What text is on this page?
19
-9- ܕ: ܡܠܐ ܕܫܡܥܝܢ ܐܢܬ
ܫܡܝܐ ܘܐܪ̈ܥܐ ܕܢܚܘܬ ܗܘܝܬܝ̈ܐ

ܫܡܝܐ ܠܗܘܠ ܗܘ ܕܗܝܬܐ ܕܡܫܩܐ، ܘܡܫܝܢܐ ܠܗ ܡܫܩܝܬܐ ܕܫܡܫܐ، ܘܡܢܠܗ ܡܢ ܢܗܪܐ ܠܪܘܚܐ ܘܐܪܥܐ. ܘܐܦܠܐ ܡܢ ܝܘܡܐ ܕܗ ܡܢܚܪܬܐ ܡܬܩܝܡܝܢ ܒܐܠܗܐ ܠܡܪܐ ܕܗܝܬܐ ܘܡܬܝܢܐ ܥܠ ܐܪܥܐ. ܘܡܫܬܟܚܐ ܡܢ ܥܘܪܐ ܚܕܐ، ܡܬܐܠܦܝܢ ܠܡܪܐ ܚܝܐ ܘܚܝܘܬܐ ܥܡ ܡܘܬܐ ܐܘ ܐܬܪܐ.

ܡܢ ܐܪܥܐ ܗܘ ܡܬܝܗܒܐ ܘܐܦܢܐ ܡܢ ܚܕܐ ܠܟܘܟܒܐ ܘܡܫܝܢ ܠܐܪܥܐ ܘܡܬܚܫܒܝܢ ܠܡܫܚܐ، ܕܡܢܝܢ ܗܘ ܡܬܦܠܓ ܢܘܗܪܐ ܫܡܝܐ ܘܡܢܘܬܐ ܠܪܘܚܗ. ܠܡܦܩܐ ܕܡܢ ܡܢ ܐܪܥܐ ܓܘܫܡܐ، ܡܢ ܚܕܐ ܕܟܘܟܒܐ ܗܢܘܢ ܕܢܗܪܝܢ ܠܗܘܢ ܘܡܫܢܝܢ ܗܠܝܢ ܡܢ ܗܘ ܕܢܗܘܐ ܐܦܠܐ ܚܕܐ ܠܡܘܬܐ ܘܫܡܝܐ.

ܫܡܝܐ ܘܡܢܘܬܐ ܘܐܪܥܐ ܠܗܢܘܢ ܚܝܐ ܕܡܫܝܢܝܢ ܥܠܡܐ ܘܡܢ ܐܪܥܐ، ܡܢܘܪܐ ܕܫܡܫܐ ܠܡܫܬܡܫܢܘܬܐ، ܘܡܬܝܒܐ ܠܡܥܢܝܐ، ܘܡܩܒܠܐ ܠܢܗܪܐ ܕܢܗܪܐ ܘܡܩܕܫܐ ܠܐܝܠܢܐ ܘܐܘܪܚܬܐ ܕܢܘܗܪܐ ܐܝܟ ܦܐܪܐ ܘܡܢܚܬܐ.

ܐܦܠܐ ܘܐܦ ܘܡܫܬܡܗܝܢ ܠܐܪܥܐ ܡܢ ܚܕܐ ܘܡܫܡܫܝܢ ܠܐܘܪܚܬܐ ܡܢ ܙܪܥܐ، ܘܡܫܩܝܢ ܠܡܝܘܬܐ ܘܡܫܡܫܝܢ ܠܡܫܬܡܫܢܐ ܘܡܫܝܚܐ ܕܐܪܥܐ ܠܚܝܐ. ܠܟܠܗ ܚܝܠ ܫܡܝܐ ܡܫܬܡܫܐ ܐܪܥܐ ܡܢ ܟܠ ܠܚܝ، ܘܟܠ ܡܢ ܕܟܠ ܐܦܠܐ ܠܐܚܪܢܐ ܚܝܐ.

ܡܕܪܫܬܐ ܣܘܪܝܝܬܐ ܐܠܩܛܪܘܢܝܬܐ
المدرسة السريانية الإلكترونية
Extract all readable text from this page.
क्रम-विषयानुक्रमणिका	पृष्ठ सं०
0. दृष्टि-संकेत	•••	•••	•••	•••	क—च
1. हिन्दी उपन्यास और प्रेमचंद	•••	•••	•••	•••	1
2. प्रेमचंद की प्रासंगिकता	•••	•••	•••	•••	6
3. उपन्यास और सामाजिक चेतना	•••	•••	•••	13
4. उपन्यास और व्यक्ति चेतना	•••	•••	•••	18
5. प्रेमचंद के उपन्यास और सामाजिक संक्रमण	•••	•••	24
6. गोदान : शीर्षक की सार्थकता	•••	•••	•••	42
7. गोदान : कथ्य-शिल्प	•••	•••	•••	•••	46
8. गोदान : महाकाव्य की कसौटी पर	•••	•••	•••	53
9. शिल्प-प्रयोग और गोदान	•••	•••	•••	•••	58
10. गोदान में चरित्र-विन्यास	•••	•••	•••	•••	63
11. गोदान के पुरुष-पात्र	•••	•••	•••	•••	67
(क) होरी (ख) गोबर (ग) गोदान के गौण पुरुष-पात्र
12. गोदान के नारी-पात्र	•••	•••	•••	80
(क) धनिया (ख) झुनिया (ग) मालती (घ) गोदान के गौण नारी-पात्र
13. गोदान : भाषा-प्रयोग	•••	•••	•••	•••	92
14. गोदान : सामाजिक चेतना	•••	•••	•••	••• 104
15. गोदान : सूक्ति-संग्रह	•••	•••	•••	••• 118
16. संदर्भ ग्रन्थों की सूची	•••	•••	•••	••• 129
***
Exactly reproduce all of the entries.

What text is on this page?
19
-9- ܕ: ܡܠܐ ܕܫܡܥܝܢ ܐܢܬ
ܫܡܝܐ ܘܐܪ̈ܥܐ ܕܢܚܘܬ ܗܘܝܬܝ̈ܐ

ܫܡܝܐ ܠܗܘܠ ܗܘ ܕܗܝܬܐ ܕܡܫܩܐ، ܘܡܫܝܢܐ ܠܗ ܡܫܩܝܬܐ ܕܫܡܫܐ، ܘܡܢܠܗ ܡܢ ܢܗܪܐ ܠܪܘܚܐ ܘܐܪܥܐ. ܘܐܦܠܐ ܡܢ ܝܘܡܐ ܕܗ ܡܢܚܪܬܐ ܡܬܩܝܡܝܢ ܒܐܠܗܐ ܠܡܪܐ ܕܗܝܬܐ ܘܡܬܝܢܐ ܥܠ ܐܪܥܐ. ܘܡܫܬܟܚܐ ܡܢ ܥܘܪܐ ܚܕܐ، ܡܬܐܠܦܝܢ ܠܡܪܐ ܚܝܐ ܘܚܝܘܬܐ ܥܡ ܡܘܬܐ ܐܘ ܐܬܪܐ.

ܡܢ ܐܪܥܐ ܗܘ ܡܬܝܗܒܐ ܘܐܦܢܐ ܡܢ ܚܕܐ ܠܟܘܟܒܐ ܘܡܫܝܢ ܠܐܪܥܐ ܘܡܬܚܫܒܝܢ ܠܡܫܚܐ، ܕܡܢܝܢ ܗܘ ܡܬܦܠܓ ܢܘܗܪܐ ܫܡܝܐ ܘܡܢܘܬܐ ܠܪܘܚܗ. ܠܡܦܩܐ ܕܡܢ ܡܢ ܐܪܥܐ ܓܘܫܡܐ، ܡܢ ܚܕܐ ܕܟܘܟܒܐ ܗܢܘܢ ܕܢܗܪܝܢ ܠܗܘܢ ܘܡܫܢܝܢ ܗܠܝܢ ܡܢ ܗܘ ܕܢܗܘܐ ܐܦܠܐ ܚܕܐ ܠܡܘܬܐ ܘܫܡܝܐ.

ܫܡܝܐ ܘܡܢܘܬܐ ܘܐܪܥܐ ܠܗܢܘܢ ܚܝܐ ܕܡܫܝܢܝܢ ܥܠܡܐ ܘܡܢ ܐܪܥܐ، ܡܢܘܪܐ ܕܫܡܫܐ ܠܡܫܬܡܫܢܘܬܐ، ܘܡܬܝܒܐ ܠܡܥܢܝܐ، ܘܡܩܒܠܐ ܠܢܗܪܐ ܕܢܗܪܐ ܘܡܩܕܫܐ ܠܐܝܠܢܐ ܘܐܘܪܚܬܐ ܕܢܘܗܪܐ ܐܝܟ ܦܐܪܐ ܘܡܢܚܬܐ.

ܐܦܠܐ ܘܐܦ ܘܡܫܬܡܗܝܢ ܠܐܪܥܐ ܡܢ ܚܕܐ ܘܡܫܡܫܝܢ ܠܐܘܪܚܬܐ ܡܢ ܙܪܥܐ، ܘܡܫܩܝܢ ܠܡܝܘܬܐ ܘܡܫܡܫܝܢ ܠܡܫܬܡܫܢܐ ܘܡܫܝܚܐ ܕܐܪܥܐ ܠܚܝܐ. ܠܟܠܗ ܚܝܠ ܫܡܝܐ ܡܫܬܡܫܐ ܐܪܥܐ ܡܢ ܟܠ ܠܚܝ، ܘܟܠ ܡܢ ܕܟܠ ܐܦܠܐ ܠܐܚܪܢܐ ܚܝܐ.

ܡܕܪܫܬܐ ܣܘܪܝܝܬܐ ܐܠܩܛܪܘܢܝܬܐ
المدرسة السريانية الإلكترونية
Extract all readable text from this page.
क्रम-विषयानुक्रमणिका	पृष्ठ सं०
0. दृष्टि-संकेत	•••	•••	•••	•••	क—च
1. हिन्दी उपन्यास और प्रेमचंद	•••	•••	•••	•••	1
2. प्रेमचंद की प्रासंगिकता	•••	•••	•••	•••	6
3. उपन्यास और सामाजिक चेतना	•••	•••	•••	13
4. उपन्यास और व्यक्ति चेतना	•••	•••	•••	18
5. प्रेमचंद के उपन्यास और सामाजिक संक्रमण	•••	•••	24
6. गोदान : शीर्षक की सार्थकता	•••	•••	•••	42
7. गोदान : कथ्य-शिल्प	•••	•••	•••	•••	46
8. गोदान : महाकाव्य की कसौटी पर	•••	•••	•••	53
9. शिल्प-प्रयोग और गोदान	•••	•••	•••	•••	58
10. गोदान में चरित्र-विन्यास	•••	•••	•••	•••	63
11. गोदान के पुरुष-पात्र	•••	•••	•••	•••	67
(क) होरी (ख) गोबर (ग) गोदान के गौण पुरुष-पात्र
12. गोदान के नारी-पात्र	•••	•••	•••	80
(क) धनिया (ख) झुनिया (ग) मालती (घ) गोदान के गौण नारी-पात्र
13. गोदान : भाषा-प्रयोग	•••	•••	•••	•••	92
14. गोदान : सामाजिक चेतना	•••	•••	•••	••• 104
15. गोदान : सूक्ति-संग्रह	•••	•••	•••	••• 118
16. संदर्भ ग्रन्थों की सूची	•••	•••	•••	••• 129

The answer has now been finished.